> _The data_:
___

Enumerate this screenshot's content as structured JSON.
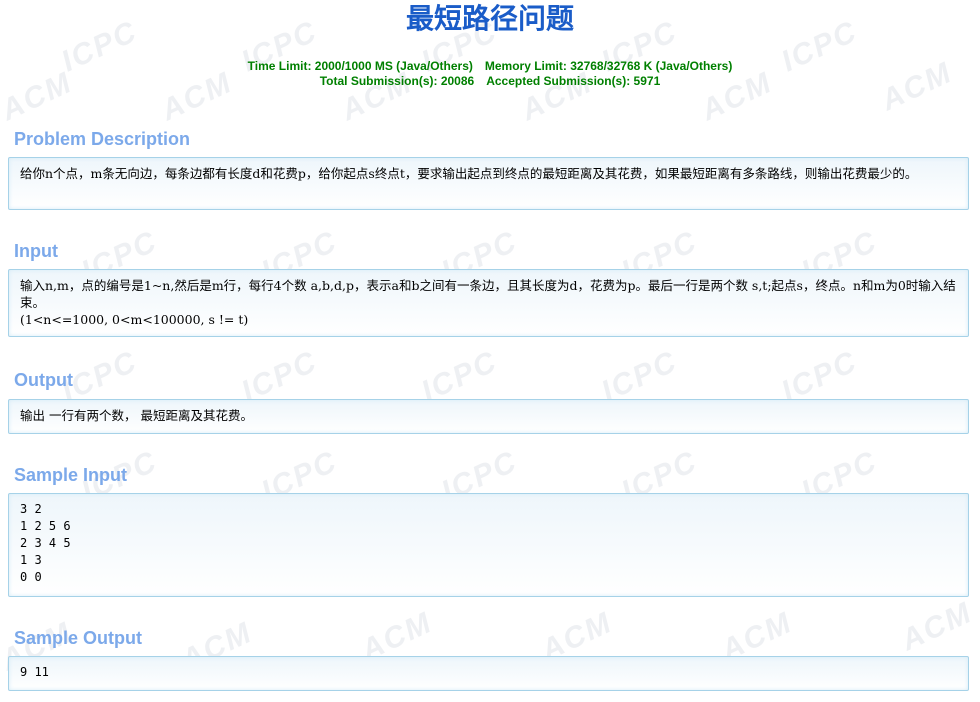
{
  "problem": {
    "title": "最短路径问题",
    "limits_line1_a": "Time Limit: 2000/1000 MS (Java/Others)",
    "limits_line1_b": "Memory Limit: 32768/32768 K (Java/Others)",
    "limits_line2_a": "Total Submission(s): 20086",
    "limits_line2_b": "Accepted Submission(s): 5971"
  },
  "sections": {
    "description": {
      "label": "Problem Description",
      "text": "给你n个点，m条无向边，每条边都有长度d和花费p，给你起点s终点t，要求输出起点到终点的最短距离及其花费，如果最短距离有多条路线，则输出花费最少的。"
    },
    "input": {
      "label": "Input",
      "line1": "输入n,m，点的编号是1~n,然后是m行，每行4个数 a,b,d,p，表示a和b之间有一条边，且其长度为d，花费为p。最后一行是两个数 s,t;起点s，终点。n和m为0时输入结束。",
      "line2": "(1<n<=1000, 0<m<100000, s != t)"
    },
    "output": {
      "label": "Output",
      "text": "输出 一行有两个数， 最短距离及其花费。"
    },
    "sample_input": {
      "label": "Sample Input",
      "text": "3 2\n1 2 5 6\n2 3 4 5\n1 3\n0 0"
    },
    "sample_output": {
      "label": "Sample Output",
      "text": "9 11"
    }
  }
}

___

> _Exercise goal_:
In the listing, find every line containing the word "Java" and list it.

> _Result of the task_:
    "limits_line1_a": "Time Limit: 2000/1000 MS (Java/Others)",
    "limits_line1_b": "Memory Limit: 32768/32768 K (Java/Others)",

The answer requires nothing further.